● TASK TO CARRY OUT
Determine the number of lines holding the word "segments"; answer with that number only.
── DATA PROVIDED
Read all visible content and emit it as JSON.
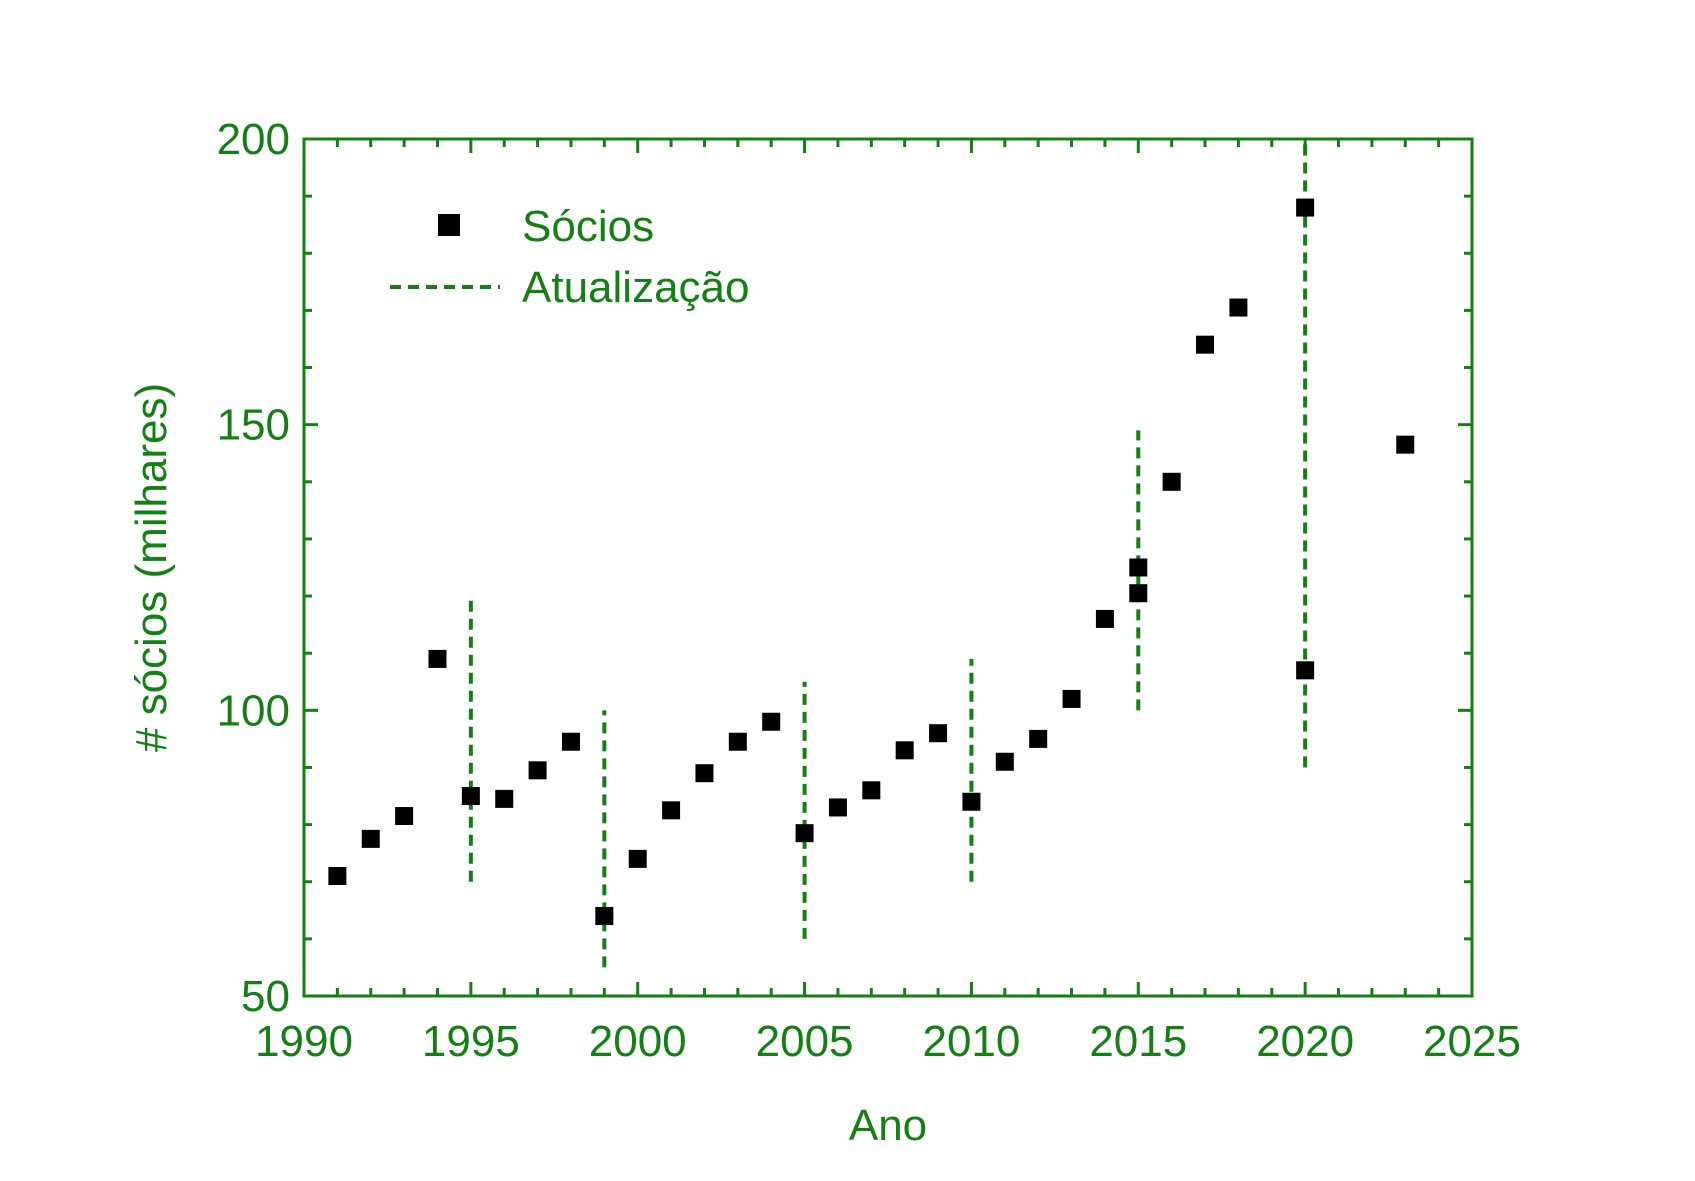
{
  "chart_data": {
    "type": "scatter",
    "title": "",
    "xlabel": "Ano",
    "ylabel": "# sócios (milhares)",
    "xlim": [
      1990,
      2025
    ],
    "ylim": [
      50,
      200
    ],
    "x_ticks": [
      1990,
      1995,
      2000,
      2005,
      2010,
      2015,
      2020,
      2025
    ],
    "y_ticks": [
      50,
      100,
      150,
      200
    ],
    "x_minor_step": 1,
    "y_minor_step": 10,
    "grid": false,
    "legend_position": "top-left",
    "colors": {
      "axis": "#138013",
      "marker": "#000000",
      "update_line": "#138013"
    },
    "series": [
      {
        "name": "Sócios",
        "kind": "scatter",
        "marker": "square",
        "points": [
          {
            "x": 1991,
            "y": 71
          },
          {
            "x": 1992,
            "y": 77.5
          },
          {
            "x": 1993,
            "y": 81.5
          },
          {
            "x": 1994,
            "y": 109
          },
          {
            "x": 1995,
            "y": 85
          },
          {
            "x": 1996,
            "y": 84.5
          },
          {
            "x": 1997,
            "y": 89.5
          },
          {
            "x": 1998,
            "y": 94.5
          },
          {
            "x": 1999,
            "y": 64
          },
          {
            "x": 2000,
            "y": 74
          },
          {
            "x": 2001,
            "y": 82.5
          },
          {
            "x": 2002,
            "y": 89
          },
          {
            "x": 2003,
            "y": 94.5
          },
          {
            "x": 2004,
            "y": 98
          },
          {
            "x": 2005,
            "y": 78.5
          },
          {
            "x": 2006,
            "y": 83
          },
          {
            "x": 2007,
            "y": 86
          },
          {
            "x": 2008,
            "y": 93
          },
          {
            "x": 2009,
            "y": 96
          },
          {
            "x": 2010,
            "y": 84
          },
          {
            "x": 2011,
            "y": 91
          },
          {
            "x": 2012,
            "y": 95
          },
          {
            "x": 2013,
            "y": 102
          },
          {
            "x": 2014,
            "y": 116
          },
          {
            "x": 2015,
            "y": 120.5
          },
          {
            "x": 2015,
            "y": 125
          },
          {
            "x": 2016,
            "y": 140
          },
          {
            "x": 2017,
            "y": 164
          },
          {
            "x": 2018,
            "y": 170.5
          },
          {
            "x": 2020,
            "y": 107
          },
          {
            "x": 2020,
            "y": 188
          },
          {
            "x": 2023,
            "y": 146.5
          }
        ]
      },
      {
        "name": "Atualização",
        "kind": "vertical-dashed-segments",
        "segments": [
          {
            "x": 1995,
            "y0": 70,
            "y1": 120
          },
          {
            "x": 1999,
            "y0": 55,
            "y1": 100
          },
          {
            "x": 2005,
            "y0": 60,
            "y1": 105
          },
          {
            "x": 2010,
            "y0": 70,
            "y1": 109
          },
          {
            "x": 2015,
            "y0": 100,
            "y1": 149
          },
          {
            "x": 2020,
            "y0": 90,
            "y1": 200
          }
        ]
      }
    ]
  }
}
────
● OUTPUT FOR THIS EXERCISE
2